*Requirements:*
Extract each line of the listing below that contains the string "date".

*Records for this task:*
※ ※ ※
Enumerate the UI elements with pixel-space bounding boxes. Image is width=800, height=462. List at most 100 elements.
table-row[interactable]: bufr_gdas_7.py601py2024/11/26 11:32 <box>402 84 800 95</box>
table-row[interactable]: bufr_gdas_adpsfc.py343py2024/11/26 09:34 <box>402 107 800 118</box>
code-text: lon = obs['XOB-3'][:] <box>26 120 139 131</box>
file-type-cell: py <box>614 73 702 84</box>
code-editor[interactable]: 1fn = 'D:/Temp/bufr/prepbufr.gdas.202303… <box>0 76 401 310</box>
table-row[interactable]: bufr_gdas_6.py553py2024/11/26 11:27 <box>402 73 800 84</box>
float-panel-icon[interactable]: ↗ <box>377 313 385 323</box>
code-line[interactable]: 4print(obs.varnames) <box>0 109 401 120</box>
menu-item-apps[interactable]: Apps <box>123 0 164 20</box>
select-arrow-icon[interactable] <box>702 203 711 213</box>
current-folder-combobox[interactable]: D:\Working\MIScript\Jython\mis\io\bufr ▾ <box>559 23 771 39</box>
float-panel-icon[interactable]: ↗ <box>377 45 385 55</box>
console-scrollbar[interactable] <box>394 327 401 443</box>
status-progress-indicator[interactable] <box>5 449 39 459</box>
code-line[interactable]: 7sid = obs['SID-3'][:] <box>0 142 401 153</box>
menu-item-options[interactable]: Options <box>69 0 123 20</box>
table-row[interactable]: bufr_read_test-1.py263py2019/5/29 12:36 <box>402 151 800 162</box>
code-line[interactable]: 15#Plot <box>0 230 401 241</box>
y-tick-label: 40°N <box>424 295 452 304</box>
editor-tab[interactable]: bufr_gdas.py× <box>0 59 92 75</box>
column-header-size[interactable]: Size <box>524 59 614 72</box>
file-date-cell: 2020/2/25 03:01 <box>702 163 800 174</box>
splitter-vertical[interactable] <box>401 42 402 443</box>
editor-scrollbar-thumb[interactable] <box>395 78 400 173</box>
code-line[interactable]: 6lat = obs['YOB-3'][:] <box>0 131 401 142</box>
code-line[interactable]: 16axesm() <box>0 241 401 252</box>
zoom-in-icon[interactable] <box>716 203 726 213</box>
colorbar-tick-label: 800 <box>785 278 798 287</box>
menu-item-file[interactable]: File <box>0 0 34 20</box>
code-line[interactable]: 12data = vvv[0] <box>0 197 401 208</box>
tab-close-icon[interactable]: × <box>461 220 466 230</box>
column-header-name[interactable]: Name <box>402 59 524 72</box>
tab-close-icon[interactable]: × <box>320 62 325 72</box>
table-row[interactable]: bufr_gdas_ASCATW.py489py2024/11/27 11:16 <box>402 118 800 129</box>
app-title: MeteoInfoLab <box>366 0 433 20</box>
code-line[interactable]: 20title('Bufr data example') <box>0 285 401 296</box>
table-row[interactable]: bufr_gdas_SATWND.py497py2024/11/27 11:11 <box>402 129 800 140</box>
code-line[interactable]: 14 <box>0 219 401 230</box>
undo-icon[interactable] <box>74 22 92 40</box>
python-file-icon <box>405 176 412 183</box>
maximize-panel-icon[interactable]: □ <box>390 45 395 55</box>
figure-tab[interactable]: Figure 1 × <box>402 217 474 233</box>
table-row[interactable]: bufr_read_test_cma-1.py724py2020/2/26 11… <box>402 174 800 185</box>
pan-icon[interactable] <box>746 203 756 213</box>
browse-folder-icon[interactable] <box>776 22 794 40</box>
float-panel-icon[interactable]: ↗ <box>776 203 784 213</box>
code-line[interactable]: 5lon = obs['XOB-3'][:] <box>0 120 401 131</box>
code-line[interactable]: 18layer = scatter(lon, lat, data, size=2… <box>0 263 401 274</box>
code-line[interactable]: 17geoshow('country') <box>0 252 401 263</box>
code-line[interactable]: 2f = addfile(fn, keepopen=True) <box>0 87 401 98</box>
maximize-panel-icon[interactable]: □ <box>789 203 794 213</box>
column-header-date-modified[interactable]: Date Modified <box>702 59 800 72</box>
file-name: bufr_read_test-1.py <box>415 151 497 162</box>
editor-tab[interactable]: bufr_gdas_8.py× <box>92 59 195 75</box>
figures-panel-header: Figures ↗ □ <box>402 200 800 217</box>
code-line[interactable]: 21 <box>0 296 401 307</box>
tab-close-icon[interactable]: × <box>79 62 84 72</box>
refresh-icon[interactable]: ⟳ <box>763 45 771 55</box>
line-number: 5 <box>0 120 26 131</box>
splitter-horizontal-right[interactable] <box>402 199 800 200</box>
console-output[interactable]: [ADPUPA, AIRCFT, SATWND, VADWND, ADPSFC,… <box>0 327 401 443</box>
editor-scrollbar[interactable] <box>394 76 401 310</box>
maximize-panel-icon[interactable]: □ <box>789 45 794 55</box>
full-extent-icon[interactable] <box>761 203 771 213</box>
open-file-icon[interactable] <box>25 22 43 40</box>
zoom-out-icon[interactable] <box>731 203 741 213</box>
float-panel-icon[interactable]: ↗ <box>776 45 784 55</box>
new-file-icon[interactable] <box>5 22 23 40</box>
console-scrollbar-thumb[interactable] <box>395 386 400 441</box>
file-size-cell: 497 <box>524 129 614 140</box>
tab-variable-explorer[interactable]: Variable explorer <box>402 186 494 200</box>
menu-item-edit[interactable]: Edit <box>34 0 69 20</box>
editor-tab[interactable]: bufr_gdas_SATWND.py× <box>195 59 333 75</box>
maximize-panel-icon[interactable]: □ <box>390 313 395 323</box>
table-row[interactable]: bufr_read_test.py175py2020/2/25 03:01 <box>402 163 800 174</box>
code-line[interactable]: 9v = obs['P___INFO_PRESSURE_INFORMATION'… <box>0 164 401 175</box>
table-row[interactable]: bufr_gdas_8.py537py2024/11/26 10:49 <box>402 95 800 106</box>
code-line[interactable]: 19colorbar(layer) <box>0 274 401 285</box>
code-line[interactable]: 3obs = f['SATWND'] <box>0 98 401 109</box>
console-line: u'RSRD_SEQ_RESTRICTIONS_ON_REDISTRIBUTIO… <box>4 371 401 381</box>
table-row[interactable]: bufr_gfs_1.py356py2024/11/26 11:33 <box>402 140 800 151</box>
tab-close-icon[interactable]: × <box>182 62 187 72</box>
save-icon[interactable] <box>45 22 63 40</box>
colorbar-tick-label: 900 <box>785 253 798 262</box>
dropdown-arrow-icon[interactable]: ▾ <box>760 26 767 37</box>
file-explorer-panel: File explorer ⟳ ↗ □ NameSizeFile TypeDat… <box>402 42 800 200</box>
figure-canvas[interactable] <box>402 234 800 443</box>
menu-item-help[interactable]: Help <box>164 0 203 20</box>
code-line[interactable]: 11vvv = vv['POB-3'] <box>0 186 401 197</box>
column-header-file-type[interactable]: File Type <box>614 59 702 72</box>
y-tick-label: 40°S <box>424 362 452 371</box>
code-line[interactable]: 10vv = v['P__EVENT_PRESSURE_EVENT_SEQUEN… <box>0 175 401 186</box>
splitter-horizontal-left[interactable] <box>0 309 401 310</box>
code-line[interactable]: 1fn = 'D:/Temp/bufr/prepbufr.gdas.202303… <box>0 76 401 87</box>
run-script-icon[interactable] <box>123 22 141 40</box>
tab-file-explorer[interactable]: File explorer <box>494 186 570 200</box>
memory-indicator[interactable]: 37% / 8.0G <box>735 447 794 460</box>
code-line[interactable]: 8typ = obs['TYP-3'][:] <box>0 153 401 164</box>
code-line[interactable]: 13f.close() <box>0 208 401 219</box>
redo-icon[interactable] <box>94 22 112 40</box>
※ ※ ※
*Exercise result:*
file-date-cell: 2020/2/25 03:01 <box>702 163 800 174</box>
column-header-date-modified[interactable]: Date Modified <box>702 59 800 72</box>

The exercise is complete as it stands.